- AIM OF THE EXERCISE -
Each entry must appear again exactly as it does in the source.

- DATA ENTRIES -
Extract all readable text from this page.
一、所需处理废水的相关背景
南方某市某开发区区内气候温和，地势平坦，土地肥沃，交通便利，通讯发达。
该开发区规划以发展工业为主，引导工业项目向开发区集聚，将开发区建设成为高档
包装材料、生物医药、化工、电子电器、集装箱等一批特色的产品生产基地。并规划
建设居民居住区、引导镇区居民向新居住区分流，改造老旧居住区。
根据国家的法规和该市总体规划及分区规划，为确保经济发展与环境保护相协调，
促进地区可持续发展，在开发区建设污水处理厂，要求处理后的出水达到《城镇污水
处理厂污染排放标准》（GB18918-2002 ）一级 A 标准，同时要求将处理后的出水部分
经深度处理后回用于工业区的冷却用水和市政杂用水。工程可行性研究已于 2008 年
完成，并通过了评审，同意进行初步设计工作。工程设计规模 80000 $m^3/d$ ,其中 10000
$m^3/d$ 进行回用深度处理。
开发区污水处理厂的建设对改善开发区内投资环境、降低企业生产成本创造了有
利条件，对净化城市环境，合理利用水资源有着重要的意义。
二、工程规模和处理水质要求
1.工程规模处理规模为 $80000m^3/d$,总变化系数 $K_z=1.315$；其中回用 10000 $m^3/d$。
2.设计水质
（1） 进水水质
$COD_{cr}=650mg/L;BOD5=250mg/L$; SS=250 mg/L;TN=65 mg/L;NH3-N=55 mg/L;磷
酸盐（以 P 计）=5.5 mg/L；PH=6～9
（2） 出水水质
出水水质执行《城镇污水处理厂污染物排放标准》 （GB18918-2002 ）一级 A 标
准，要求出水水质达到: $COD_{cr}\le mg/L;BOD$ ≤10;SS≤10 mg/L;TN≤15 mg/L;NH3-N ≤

- EXERCISE RESULT -
Extract all readable text from this page.
一、所需处理废水的相关背景
南方某市某开发区区内气候温和，地势平坦，土地肥沃，交通便利，通讯发达。
该开发区规划以发展工业为主，引导工业项目向开发区集聚，将开发区建设成为高档
包装材料、生物医药、化工、电子电器、集装箱等一批特色的产品生产基地。并规划
建设居民居住区、引导镇区居民向新居住区分流，改造老旧居住区。
根据国家的法规和该市总体规划及分区规划，为确保经济发展与环境保护相协调，
促进地区可持续发展，在开发区建设污水处理厂，要求处理后的出水达到《城镇污水
处理厂污染排放标准》（GB18918-2002 ）一级 A 标准，同时要求将处理后的出水部分
经深度处理后回用于工业区的冷却用水和市政杂用水。工程可行性研究已于 2008 年
完成，并通过了评审，同意进行初步设计工作。工程设计规模 80000 $m^3/d$ ,其中 10000
$m^3/d$ 进行回用深度处理。
开发区污水处理厂的建设对改善开发区内投资环境、降低企业生产成本创造了有
利条件，对净化城市环境，合理利用水资源有着重要的意义。
二、工程规模和处理水质要求
1.工程规模处理规模为 $80000m^3/d$,总变化系数 $K_z=1.315$；其中回用 10000 $m^3/d$。
2.设计水质
（1） 进水水质
$COD_{cr}=650mg/L;BOD5=250mg/L$; SS=250 mg/L;TN=65 mg/L;NH3-N=55 mg/L;磷
酸盐（以 P 计）=5.5 mg/L；PH=6～9
（2） 出水水质
出水水质执行《城镇污水处理厂污染物排放标准》 （GB18918-2002 ）一级 A 标
准，要求出水水质达到: $COD_{cr}\le mg/L;BOD$ ≤10;SS≤10 mg/L;TN≤15 mg/L;NH3-N ≤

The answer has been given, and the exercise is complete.